TASK BRIEF | Copy each line below in which the string "security" occurs.

Collected data entries
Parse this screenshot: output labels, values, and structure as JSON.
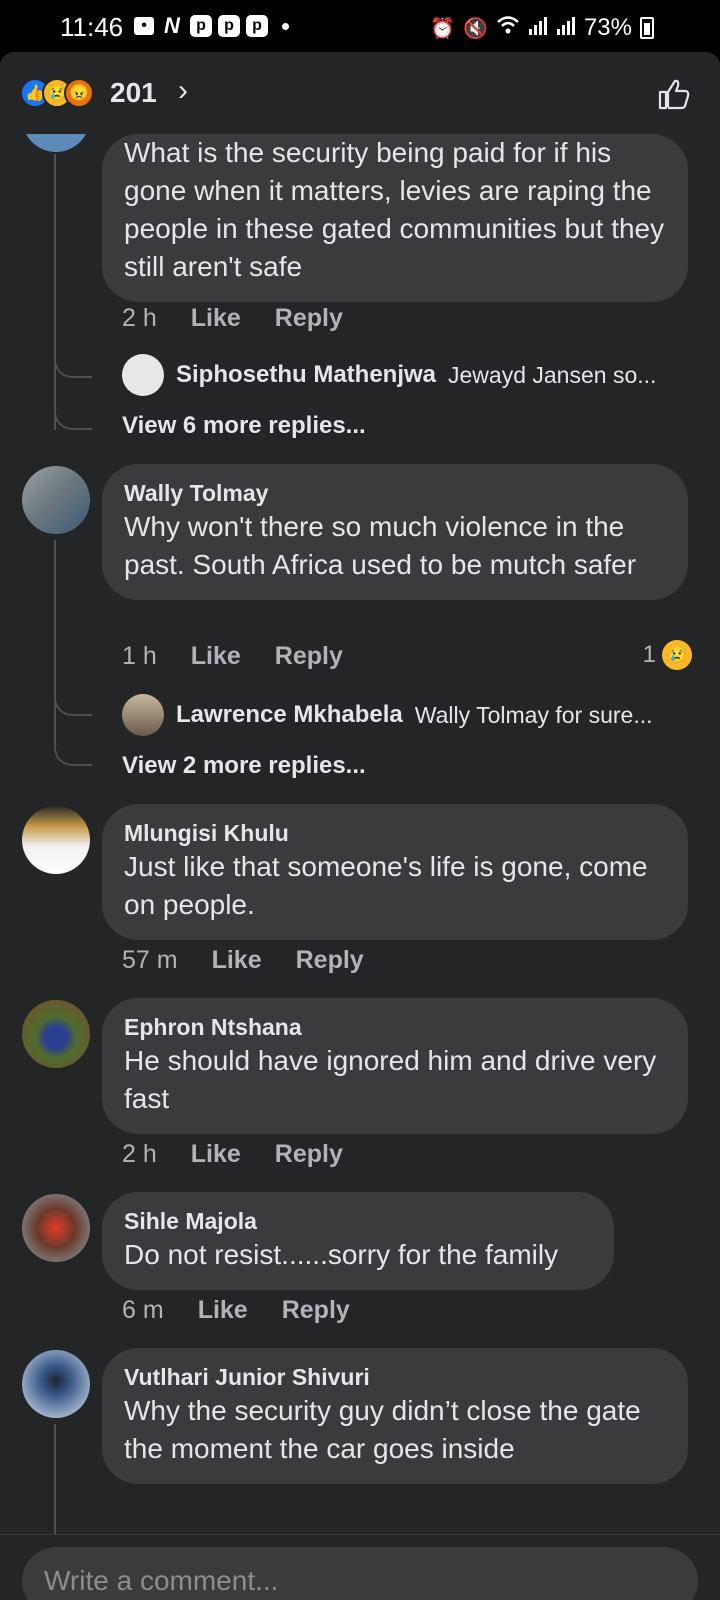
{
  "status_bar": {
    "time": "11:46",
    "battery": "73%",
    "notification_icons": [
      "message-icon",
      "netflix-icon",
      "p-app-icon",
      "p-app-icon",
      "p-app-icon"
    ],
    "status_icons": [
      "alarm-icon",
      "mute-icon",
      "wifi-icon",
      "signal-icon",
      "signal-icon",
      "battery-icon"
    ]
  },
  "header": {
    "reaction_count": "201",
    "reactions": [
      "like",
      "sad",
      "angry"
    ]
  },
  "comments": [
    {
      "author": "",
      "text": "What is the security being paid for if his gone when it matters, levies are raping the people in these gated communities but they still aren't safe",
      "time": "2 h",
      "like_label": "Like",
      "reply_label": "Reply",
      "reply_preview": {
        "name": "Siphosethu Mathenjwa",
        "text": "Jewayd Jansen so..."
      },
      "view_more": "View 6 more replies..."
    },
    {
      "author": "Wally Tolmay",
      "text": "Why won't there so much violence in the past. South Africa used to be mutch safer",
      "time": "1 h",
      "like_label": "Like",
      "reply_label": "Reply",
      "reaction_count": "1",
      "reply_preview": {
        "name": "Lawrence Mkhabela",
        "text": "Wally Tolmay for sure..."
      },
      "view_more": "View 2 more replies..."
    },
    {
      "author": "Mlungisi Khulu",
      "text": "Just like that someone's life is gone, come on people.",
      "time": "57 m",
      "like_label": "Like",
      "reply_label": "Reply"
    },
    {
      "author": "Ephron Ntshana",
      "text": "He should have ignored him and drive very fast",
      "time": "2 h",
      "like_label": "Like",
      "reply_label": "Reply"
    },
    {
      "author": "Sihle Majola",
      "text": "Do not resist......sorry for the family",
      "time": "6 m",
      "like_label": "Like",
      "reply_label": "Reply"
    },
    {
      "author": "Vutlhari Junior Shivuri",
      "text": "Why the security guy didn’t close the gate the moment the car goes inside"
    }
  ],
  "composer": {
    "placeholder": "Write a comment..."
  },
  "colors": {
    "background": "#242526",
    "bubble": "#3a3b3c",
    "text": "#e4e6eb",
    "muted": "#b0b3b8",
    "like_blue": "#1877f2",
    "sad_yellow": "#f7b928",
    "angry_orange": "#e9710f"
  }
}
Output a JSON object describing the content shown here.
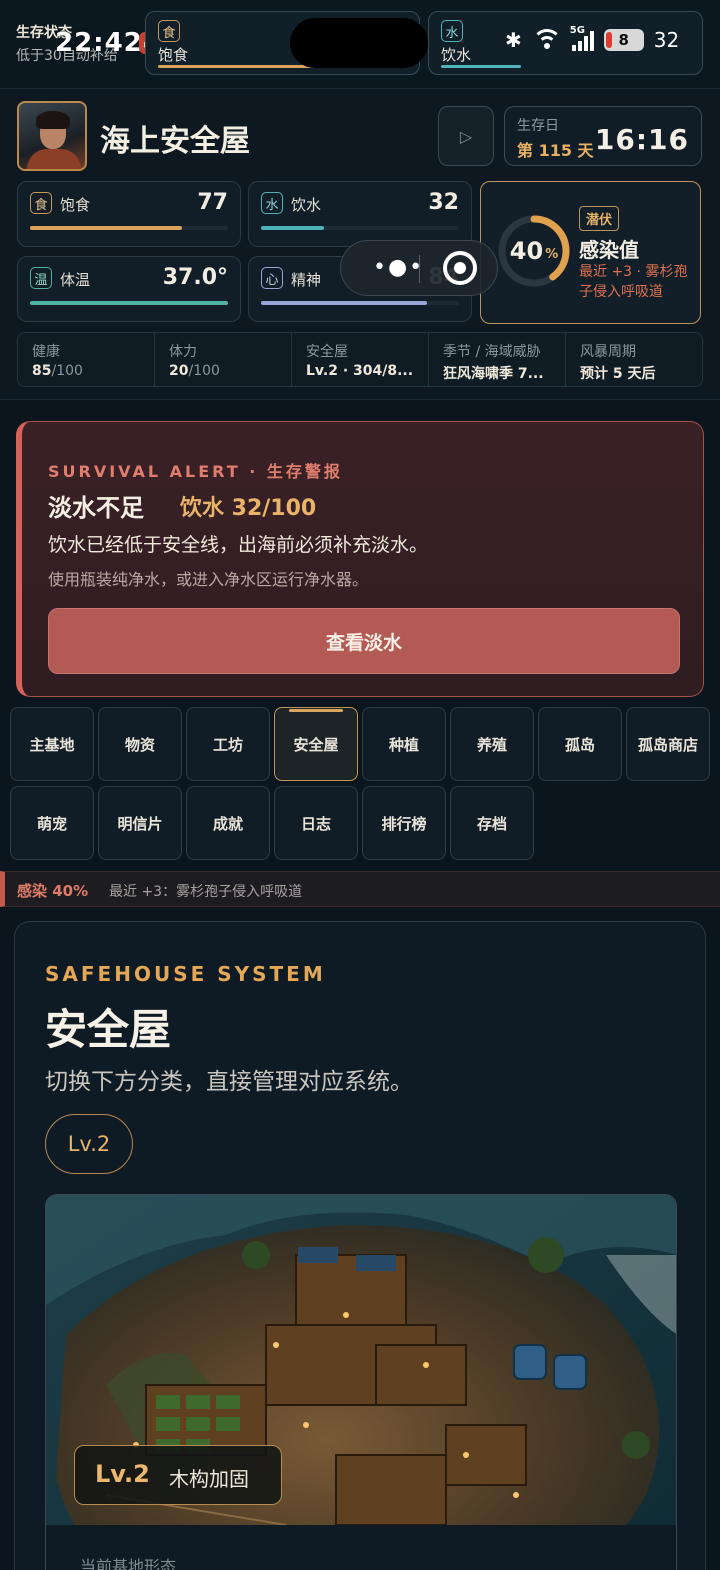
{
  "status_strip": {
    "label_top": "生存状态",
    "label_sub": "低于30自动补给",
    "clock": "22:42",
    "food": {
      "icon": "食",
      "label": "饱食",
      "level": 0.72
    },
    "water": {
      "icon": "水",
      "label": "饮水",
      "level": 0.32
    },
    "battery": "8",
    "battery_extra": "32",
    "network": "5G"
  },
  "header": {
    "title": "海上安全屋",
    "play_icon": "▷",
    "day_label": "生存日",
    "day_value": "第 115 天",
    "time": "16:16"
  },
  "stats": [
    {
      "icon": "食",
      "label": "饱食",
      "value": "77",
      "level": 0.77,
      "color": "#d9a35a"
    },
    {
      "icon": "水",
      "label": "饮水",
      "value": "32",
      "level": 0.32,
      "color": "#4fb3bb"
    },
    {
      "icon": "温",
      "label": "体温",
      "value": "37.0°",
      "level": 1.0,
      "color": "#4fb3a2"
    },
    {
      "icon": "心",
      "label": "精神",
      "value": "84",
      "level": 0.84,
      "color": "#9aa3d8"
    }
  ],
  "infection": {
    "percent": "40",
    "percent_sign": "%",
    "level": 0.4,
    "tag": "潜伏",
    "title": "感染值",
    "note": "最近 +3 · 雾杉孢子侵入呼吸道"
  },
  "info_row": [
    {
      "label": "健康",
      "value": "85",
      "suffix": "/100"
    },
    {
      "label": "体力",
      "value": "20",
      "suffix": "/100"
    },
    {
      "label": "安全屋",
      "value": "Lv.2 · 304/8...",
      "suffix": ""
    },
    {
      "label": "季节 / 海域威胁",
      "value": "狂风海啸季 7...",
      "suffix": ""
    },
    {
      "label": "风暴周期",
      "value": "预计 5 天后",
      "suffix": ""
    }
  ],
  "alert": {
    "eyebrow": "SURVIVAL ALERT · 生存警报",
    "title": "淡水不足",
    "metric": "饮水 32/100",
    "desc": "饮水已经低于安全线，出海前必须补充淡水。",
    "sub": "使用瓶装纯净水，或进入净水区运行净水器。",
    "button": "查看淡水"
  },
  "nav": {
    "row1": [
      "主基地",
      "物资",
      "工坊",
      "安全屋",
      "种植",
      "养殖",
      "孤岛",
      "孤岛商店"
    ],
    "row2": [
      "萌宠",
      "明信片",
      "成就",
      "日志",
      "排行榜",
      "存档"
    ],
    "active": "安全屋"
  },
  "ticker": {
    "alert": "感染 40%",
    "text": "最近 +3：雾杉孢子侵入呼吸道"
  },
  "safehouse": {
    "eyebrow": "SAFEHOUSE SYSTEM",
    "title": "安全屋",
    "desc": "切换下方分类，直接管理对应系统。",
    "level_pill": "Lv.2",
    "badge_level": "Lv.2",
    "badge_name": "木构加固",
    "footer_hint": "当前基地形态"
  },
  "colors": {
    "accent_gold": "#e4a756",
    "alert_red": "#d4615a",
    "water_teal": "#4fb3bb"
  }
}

==

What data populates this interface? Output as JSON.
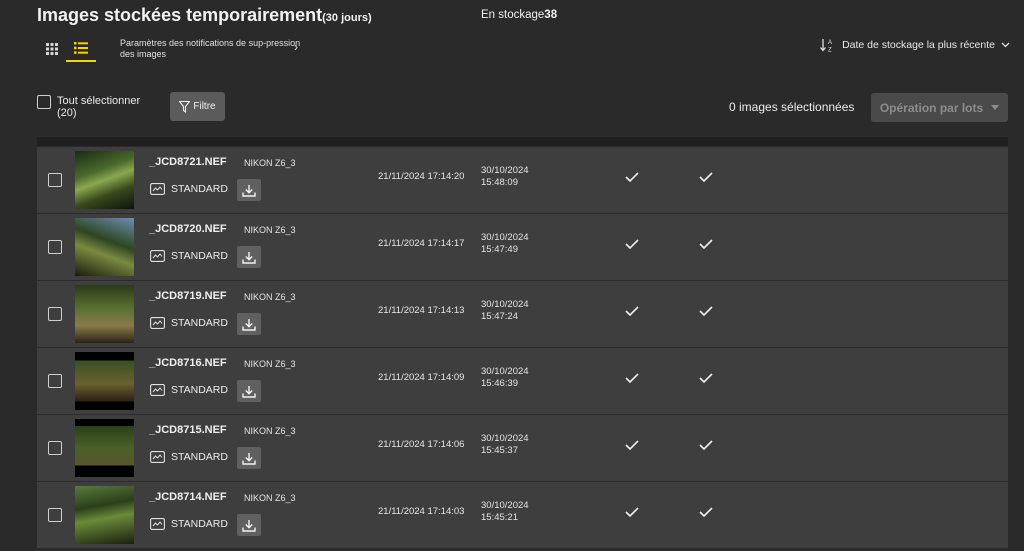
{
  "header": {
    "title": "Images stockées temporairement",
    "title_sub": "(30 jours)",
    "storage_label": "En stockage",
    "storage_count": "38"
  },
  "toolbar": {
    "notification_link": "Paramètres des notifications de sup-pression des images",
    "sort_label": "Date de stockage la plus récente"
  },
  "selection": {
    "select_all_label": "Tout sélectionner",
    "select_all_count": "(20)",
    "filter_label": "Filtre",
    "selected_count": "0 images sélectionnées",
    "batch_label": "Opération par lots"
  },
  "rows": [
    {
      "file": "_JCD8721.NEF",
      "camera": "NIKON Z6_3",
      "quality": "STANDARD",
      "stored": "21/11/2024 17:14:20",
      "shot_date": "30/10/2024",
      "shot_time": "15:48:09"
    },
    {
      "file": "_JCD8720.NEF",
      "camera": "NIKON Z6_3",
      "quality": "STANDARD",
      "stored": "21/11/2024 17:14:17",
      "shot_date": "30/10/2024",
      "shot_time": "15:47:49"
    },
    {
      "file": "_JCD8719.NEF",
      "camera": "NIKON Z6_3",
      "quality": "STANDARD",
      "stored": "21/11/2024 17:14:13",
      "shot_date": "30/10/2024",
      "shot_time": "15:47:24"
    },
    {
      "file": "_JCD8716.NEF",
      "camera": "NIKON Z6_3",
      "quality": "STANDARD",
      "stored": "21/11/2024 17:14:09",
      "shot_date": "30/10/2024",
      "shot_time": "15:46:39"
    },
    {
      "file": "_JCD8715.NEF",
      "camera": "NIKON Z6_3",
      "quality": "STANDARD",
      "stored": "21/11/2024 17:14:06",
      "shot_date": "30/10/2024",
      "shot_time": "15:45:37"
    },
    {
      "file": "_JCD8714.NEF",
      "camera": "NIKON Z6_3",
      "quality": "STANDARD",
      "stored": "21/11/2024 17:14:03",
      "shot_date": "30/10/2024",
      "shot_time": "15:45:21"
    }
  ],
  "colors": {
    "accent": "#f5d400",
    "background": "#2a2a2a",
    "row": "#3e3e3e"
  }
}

---

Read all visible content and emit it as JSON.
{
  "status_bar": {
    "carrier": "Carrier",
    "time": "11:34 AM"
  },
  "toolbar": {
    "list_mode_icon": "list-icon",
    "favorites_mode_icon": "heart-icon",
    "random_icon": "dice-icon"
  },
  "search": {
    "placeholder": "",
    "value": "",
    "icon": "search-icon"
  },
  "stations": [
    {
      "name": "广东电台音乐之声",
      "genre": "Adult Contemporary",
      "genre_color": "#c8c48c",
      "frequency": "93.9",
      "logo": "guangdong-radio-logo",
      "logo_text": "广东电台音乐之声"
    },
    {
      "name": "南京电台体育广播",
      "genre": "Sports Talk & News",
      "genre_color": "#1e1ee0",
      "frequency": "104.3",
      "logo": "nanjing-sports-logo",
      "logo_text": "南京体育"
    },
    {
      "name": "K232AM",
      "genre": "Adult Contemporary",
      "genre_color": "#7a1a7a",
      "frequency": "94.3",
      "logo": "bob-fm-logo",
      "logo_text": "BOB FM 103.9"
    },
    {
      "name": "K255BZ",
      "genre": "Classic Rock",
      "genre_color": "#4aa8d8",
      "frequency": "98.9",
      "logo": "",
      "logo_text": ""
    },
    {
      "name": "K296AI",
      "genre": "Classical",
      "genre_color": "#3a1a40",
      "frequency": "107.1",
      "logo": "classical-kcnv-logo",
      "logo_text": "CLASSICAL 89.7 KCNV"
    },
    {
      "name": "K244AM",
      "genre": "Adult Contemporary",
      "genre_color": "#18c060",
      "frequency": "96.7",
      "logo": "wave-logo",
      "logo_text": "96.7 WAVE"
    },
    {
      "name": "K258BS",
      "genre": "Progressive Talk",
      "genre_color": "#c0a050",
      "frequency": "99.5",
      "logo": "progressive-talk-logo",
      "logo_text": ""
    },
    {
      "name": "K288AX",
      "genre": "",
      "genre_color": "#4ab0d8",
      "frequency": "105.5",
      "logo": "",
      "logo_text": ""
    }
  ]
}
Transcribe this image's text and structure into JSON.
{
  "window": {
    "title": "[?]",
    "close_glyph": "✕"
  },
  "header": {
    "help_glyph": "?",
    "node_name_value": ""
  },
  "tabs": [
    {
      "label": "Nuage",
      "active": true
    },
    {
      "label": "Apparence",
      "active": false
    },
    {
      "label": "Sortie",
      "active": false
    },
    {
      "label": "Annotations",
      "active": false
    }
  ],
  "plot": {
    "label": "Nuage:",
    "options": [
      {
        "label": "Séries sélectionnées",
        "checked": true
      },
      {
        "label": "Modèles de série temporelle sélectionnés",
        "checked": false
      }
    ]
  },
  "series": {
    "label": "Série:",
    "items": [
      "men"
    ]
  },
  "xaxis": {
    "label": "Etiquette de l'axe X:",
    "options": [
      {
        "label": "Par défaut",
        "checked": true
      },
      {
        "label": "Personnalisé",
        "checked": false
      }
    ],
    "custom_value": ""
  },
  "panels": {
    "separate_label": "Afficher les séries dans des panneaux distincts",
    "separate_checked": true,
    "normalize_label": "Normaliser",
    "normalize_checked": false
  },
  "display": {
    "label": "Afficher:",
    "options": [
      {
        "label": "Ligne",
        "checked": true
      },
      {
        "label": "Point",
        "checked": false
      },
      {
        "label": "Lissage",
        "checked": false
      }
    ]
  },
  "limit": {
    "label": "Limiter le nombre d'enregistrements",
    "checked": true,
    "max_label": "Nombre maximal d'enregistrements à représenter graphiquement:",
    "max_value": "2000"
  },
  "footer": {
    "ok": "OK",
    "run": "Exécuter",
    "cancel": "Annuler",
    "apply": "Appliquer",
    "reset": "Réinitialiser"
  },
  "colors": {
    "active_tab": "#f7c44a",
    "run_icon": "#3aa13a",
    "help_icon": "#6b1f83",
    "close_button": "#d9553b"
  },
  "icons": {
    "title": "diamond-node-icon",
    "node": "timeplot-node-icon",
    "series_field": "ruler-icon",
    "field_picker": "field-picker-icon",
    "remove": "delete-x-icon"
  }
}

WORKED ANSWER |
      "text": "What is the security being paid for if his gone when it matters, levies are raping the people in these gated communities but they still aren't safe",
      "text": "Why the security guy didn’t close the gate the moment the car goes inside"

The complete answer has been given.